▸ **What the task asks**
Give only the number of lines that contain the word "subform".

--- start of Provided entries ---

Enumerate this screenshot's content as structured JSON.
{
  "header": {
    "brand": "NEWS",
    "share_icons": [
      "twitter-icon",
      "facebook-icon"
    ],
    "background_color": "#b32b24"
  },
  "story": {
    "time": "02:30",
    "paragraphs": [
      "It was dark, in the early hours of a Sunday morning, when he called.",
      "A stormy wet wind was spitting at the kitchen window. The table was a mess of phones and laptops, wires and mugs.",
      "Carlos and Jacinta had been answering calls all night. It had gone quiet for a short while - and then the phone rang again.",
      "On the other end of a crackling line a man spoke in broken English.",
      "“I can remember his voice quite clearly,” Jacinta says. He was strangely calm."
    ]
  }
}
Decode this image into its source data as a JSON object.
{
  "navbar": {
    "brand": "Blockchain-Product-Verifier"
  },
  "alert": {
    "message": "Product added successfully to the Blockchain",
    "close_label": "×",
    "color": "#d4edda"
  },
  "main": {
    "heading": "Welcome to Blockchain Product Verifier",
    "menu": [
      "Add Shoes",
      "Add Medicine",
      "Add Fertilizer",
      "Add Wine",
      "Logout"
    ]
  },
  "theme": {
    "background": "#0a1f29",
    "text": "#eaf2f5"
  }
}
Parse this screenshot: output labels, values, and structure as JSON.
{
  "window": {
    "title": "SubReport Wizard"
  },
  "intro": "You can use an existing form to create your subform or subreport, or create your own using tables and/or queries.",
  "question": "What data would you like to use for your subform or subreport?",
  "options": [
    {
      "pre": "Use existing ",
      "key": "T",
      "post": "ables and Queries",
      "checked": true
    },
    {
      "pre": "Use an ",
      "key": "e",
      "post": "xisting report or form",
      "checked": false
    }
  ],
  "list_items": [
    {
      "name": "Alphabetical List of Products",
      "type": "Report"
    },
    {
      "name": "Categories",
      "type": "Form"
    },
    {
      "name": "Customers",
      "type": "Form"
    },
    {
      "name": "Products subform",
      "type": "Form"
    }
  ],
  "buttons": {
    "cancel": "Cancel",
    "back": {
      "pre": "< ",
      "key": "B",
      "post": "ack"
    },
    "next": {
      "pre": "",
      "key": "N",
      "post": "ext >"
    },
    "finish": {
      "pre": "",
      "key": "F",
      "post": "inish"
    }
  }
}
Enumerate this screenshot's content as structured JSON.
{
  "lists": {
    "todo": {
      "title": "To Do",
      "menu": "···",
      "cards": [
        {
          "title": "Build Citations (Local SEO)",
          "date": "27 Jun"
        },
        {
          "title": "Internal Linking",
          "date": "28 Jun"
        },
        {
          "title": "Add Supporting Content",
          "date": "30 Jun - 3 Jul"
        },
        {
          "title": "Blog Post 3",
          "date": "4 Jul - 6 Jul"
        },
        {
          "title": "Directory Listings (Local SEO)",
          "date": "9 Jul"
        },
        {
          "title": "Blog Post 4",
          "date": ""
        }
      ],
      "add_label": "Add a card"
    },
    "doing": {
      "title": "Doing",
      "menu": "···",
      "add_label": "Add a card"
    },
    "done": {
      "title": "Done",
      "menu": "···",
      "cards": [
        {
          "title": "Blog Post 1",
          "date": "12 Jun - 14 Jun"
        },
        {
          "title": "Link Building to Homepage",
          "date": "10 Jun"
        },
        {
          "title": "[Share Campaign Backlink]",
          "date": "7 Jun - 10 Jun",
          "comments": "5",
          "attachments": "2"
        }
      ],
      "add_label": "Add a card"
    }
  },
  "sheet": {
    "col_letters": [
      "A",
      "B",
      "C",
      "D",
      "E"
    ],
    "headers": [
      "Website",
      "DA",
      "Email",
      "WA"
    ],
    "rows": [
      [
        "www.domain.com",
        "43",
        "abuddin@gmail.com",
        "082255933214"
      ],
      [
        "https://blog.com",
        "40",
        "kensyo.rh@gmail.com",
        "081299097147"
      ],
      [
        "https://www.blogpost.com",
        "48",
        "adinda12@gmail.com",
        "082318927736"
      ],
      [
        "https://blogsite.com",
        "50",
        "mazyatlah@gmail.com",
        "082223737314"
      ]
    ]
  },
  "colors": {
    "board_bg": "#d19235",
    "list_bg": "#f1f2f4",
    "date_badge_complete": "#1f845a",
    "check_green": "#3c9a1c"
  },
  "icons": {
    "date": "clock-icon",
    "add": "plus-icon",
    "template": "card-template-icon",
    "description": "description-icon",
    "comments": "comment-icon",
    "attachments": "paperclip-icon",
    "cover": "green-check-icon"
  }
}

--- end of Provided entries ---

▸ **Correct answer**
3